Stored data:
# # # #
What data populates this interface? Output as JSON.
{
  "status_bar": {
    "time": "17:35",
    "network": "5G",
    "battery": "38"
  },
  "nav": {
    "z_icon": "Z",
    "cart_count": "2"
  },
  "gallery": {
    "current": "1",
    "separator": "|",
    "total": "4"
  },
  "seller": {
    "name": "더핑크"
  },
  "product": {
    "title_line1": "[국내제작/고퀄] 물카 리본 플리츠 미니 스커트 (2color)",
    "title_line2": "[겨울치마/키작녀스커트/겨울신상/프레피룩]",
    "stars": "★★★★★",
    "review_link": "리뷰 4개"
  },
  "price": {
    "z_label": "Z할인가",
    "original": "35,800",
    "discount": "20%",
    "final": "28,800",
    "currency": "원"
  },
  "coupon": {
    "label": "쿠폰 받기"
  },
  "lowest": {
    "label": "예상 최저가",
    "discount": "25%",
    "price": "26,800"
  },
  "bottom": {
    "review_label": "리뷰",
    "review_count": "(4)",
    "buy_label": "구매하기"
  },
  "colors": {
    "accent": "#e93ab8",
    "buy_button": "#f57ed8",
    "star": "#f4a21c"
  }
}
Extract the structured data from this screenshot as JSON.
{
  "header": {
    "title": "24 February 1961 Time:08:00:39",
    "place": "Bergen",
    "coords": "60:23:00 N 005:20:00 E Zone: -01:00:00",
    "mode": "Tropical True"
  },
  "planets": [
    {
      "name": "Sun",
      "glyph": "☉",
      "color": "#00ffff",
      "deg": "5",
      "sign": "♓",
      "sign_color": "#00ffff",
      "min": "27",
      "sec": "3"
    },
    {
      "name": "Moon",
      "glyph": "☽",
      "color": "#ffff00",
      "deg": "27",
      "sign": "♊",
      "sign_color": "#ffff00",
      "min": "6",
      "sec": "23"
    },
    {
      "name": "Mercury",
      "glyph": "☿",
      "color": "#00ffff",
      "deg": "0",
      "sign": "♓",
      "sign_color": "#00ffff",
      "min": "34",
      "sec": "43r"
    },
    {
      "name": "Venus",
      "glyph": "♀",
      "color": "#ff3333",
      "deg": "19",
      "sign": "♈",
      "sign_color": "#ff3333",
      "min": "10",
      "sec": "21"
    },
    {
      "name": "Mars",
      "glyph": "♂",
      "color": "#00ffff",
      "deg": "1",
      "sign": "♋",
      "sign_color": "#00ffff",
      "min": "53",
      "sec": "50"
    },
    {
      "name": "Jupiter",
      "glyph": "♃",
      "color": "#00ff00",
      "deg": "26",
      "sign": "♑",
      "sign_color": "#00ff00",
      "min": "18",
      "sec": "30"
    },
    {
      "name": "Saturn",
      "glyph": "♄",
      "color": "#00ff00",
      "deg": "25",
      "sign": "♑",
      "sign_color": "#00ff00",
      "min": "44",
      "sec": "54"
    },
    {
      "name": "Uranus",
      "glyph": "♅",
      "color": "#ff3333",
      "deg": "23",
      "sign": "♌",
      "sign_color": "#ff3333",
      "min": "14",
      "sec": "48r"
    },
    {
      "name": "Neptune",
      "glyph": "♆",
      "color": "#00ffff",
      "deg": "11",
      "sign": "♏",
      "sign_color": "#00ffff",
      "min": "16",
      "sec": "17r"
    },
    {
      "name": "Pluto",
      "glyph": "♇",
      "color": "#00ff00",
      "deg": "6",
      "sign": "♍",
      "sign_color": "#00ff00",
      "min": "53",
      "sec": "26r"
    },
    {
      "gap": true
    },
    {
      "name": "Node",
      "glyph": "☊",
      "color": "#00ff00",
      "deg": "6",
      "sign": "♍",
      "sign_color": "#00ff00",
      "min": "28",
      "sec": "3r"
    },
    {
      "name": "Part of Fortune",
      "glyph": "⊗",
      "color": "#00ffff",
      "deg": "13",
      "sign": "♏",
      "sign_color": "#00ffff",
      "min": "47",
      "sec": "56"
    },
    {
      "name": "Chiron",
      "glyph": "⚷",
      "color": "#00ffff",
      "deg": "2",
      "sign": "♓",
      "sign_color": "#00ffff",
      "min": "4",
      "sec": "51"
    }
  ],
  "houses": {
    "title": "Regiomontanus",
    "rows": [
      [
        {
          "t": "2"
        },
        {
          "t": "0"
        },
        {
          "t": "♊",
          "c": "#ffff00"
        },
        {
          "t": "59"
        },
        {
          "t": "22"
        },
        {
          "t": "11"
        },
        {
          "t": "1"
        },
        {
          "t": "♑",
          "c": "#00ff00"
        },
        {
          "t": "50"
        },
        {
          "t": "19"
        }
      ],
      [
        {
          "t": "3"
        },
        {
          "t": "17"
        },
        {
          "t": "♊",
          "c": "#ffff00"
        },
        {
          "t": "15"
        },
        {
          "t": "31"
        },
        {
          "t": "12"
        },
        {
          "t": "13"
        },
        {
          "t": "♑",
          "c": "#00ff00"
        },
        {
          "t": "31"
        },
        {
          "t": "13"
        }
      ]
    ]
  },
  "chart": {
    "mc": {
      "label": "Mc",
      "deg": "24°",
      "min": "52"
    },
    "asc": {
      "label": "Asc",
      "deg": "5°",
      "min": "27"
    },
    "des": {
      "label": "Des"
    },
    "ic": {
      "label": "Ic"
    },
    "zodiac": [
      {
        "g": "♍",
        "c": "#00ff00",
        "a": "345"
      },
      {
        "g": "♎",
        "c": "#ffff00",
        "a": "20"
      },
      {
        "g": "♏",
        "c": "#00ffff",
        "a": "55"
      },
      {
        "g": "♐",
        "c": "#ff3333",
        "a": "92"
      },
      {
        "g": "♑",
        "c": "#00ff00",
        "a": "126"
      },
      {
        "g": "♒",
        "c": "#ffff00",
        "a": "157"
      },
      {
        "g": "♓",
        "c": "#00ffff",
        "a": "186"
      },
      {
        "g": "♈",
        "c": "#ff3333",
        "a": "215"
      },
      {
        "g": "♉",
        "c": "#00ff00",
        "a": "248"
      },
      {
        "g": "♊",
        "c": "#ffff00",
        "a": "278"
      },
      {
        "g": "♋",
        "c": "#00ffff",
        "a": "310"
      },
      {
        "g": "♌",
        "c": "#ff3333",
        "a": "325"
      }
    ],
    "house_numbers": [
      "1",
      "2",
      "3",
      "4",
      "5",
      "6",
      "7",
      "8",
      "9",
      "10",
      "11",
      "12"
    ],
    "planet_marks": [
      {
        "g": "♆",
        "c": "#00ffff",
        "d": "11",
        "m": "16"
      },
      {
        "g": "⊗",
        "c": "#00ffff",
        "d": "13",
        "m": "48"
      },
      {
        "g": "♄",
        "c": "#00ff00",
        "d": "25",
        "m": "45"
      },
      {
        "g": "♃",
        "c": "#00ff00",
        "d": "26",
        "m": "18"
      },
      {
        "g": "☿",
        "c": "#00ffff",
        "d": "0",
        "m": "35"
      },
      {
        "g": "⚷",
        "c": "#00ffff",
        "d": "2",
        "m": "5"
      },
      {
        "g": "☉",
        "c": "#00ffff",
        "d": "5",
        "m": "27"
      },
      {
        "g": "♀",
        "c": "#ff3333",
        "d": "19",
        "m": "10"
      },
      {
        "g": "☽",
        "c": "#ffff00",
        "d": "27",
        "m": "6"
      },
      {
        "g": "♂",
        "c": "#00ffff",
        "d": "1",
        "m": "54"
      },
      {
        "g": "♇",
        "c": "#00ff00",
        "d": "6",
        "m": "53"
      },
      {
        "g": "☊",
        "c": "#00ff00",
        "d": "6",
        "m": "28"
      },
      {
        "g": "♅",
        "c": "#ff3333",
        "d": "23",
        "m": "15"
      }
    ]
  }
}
# # # #
▸ **EXERCISE DETAILS**
Give an exact copy of all the data shown above.

▸ **RESPONSE**
What data populates this interface? Output as JSON.
{
  "status_bar": {
    "time": "17:35",
    "network": "5G",
    "battery": "38"
  },
  "nav": {
    "z_icon": "Z",
    "cart_count": "2"
  },
  "gallery": {
    "current": "1",
    "separator": "|",
    "total": "4"
  },
  "seller": {
    "name": "더핑크"
  },
  "product": {
    "title_line1": "[국내제작/고퀄] 물카 리본 플리츠 미니 스커트 (2color)",
    "title_line2": "[겨울치마/키작녀스커트/겨울신상/프레피룩]",
    "stars": "★★★★★",
    "review_link": "리뷰 4개"
  },
  "price": {
    "z_label": "Z할인가",
    "original": "35,800",
    "discount": "20%",
    "final": "28,800",
    "currency": "원"
  },
  "coupon": {
    "label": "쿠폰 받기"
  },
  "lowest": {
    "label": "예상 최저가",
    "discount": "25%",
    "price": "26,800"
  },
  "bottom": {
    "review_label": "리뷰",
    "review_count": "(4)",
    "buy_label": "구매하기"
  },
  "colors": {
    "accent": "#e93ab8",
    "buy_button": "#f57ed8",
    "star": "#f4a21c"
  }
}
Extract the structured data from this screenshot as JSON.
{
  "header": {
    "title": "24 February 1961 Time:08:00:39",
    "place": "Bergen",
    "coords": "60:23:00 N 005:20:00 E Zone: -01:00:00",
    "mode": "Tropical True"
  },
  "planets": [
    {
      "name": "Sun",
      "glyph": "☉",
      "color": "#00ffff",
      "deg": "5",
      "sign": "♓",
      "sign_color": "#00ffff",
      "min": "27",
      "sec": "3"
    },
    {
      "name": "Moon",
      "glyph": "☽",
      "color": "#ffff00",
      "deg": "27",
      "sign": "♊",
      "sign_color": "#ffff00",
      "min": "6",
      "sec": "23"
    },
    {
      "name": "Mercury",
      "glyph": "☿",
      "color": "#00ffff",
      "deg": "0",
      "sign": "♓",
      "sign_color": "#00ffff",
      "min": "34",
      "sec": "43r"
    },
    {
      "name": "Venus",
      "glyph": "♀",
      "color": "#ff3333",
      "deg": "19",
      "sign": "♈",
      "sign_color": "#ff3333",
      "min": "10",
      "sec": "21"
    },
    {
      "name": "Mars",
      "glyph": "♂",
      "color": "#00ffff",
      "deg": "1",
      "sign": "♋",
      "sign_color": "#00ffff",
      "min": "53",
      "sec": "50"
    },
    {
      "name": "Jupiter",
      "glyph": "♃",
      "color": "#00ff00",
      "deg": "26",
      "sign": "♑",
      "sign_color": "#00ff00",
      "min": "18",
      "sec": "30"
    },
    {
      "name": "Saturn",
      "glyph": "♄",
      "color": "#00ff00",
      "deg": "25",
      "sign": "♑",
      "sign_color": "#00ff00",
      "min": "44",
      "sec": "54"
    },
    {
      "name": "Uranus",
      "glyph": "♅",
      "color": "#ff3333",
      "deg": "23",
      "sign": "♌",
      "sign_color": "#ff3333",
      "min": "14",
      "sec": "48r"
    },
    {
      "name": "Neptune",
      "glyph": "♆",
      "color": "#00ffff",
      "deg": "11",
      "sign": "♏",
      "sign_color": "#00ffff",
      "min": "16",
      "sec": "17r"
    },
    {
      "name": "Pluto",
      "glyph": "♇",
      "color": "#00ff00",
      "deg": "6",
      "sign": "♍",
      "sign_color": "#00ff00",
      "min": "53",
      "sec": "26r"
    },
    {
      "gap": true
    },
    {
      "name": "Node",
      "glyph": "☊",
      "color": "#00ff00",
      "deg": "6",
      "sign": "♍",
      "sign_color": "#00ff00",
      "min": "28",
      "sec": "3r"
    },
    {
      "name": "Part of Fortune",
      "glyph": "⊗",
      "color": "#00ffff",
      "deg": "13",
      "sign": "♏",
      "sign_color": "#00ffff",
      "min": "47",
      "sec": "56"
    },
    {
      "name": "Chiron",
      "glyph": "⚷",
      "color": "#00ffff",
      "deg": "2",
      "sign": "♓",
      "sign_color": "#00ffff",
      "min": "4",
      "sec": "51"
    }
  ],
  "houses": {
    "title": "Regiomontanus",
    "rows": [
      [
        {
          "t": "2"
        },
        {
          "t": "0"
        },
        {
          "t": "♊",
          "c": "#ffff00"
        },
        {
          "t": "59"
        },
        {
          "t": "22"
        },
        {
          "t": "11"
        },
        {
          "t": "1"
        },
        {
          "t": "♑",
          "c": "#00ff00"
        },
        {
          "t": "50"
        },
        {
          "t": "19"
        }
      ],
      [
        {
          "t": "3"
        },
        {
          "t": "17"
        },
        {
          "t": "♊",
          "c": "#ffff00"
        },
        {
          "t": "15"
        },
        {
          "t": "31"
        },
        {
          "t": "12"
        },
        {
          "t": "13"
        },
        {
          "t": "♑",
          "c": "#00ff00"
        },
        {
          "t": "31"
        },
        {
          "t": "13"
        }
      ]
    ]
  },
  "chart": {
    "mc": {
      "label": "Mc",
      "deg": "24°",
      "min": "52"
    },
    "asc": {
      "label": "Asc",
      "deg": "5°",
      "min": "27"
    },
    "des": {
      "label": "Des"
    },
    "ic": {
      "label": "Ic"
    },
    "zodiac": [
      {
        "g": "♍",
        "c": "#00ff00",
        "a": "345"
      },
      {
        "g": "♎",
        "c": "#ffff00",
        "a": "20"
      },
      {
        "g": "♏",
        "c": "#00ffff",
        "a": "55"
      },
      {
        "g": "♐",
        "c": "#ff3333",
        "a": "92"
      },
      {
        "g": "♑",
        "c": "#00ff00",
        "a": "126"
      },
      {
        "g": "♒",
        "c": "#ffff00",
        "a": "157"
      },
      {
        "g": "♓",
        "c": "#00ffff",
        "a": "186"
      },
      {
        "g": "♈",
        "c": "#ff3333",
        "a": "215"
      },
      {
        "g": "♉",
        "c": "#00ff00",
        "a": "248"
      },
      {
        "g": "♊",
        "c": "#ffff00",
        "a": "278"
      },
      {
        "g": "♋",
        "c": "#00ffff",
        "a": "310"
      },
      {
        "g": "♌",
        "c": "#ff3333",
        "a": "325"
      }
    ],
    "house_numbers": [
      "1",
      "2",
      "3",
      "4",
      "5",
      "6",
      "7",
      "8",
      "9",
      "10",
      "11",
      "12"
    ],
    "planet_marks": [
      {
        "g": "♆",
        "c": "#00ffff",
        "d": "11",
        "m": "16"
      },
      {
        "g": "⊗",
        "c": "#00ffff",
        "d": "13",
        "m": "48"
      },
      {
        "g": "♄",
        "c": "#00ff00",
        "d": "25",
        "m": "45"
      },
      {
        "g": "♃",
        "c": "#00ff00",
        "d": "26",
        "m": "18"
      },
      {
        "g": "☿",
        "c": "#00ffff",
        "d": "0",
        "m": "35"
      },
      {
        "g": "⚷",
        "c": "#00ffff",
        "d": "2",
        "m": "5"
      },
      {
        "g": "☉",
        "c": "#00ffff",
        "d": "5",
        "m": "27"
      },
      {
        "g": "♀",
        "c": "#ff3333",
        "d": "19",
        "m": "10"
      },
      {
        "g": "☽",
        "c": "#ffff00",
        "d": "27",
        "m": "6"
      },
      {
        "g": "♂",
        "c": "#00ffff",
        "d": "1",
        "m": "54"
      },
      {
        "g": "♇",
        "c": "#00ff00",
        "d": "6",
        "m": "53"
      },
      {
        "g": "☊",
        "c": "#00ff00",
        "d": "6",
        "m": "28"
      },
      {
        "g": "♅",
        "c": "#ff3333",
        "d": "23",
        "m": "15"
      }
    ]
  }
}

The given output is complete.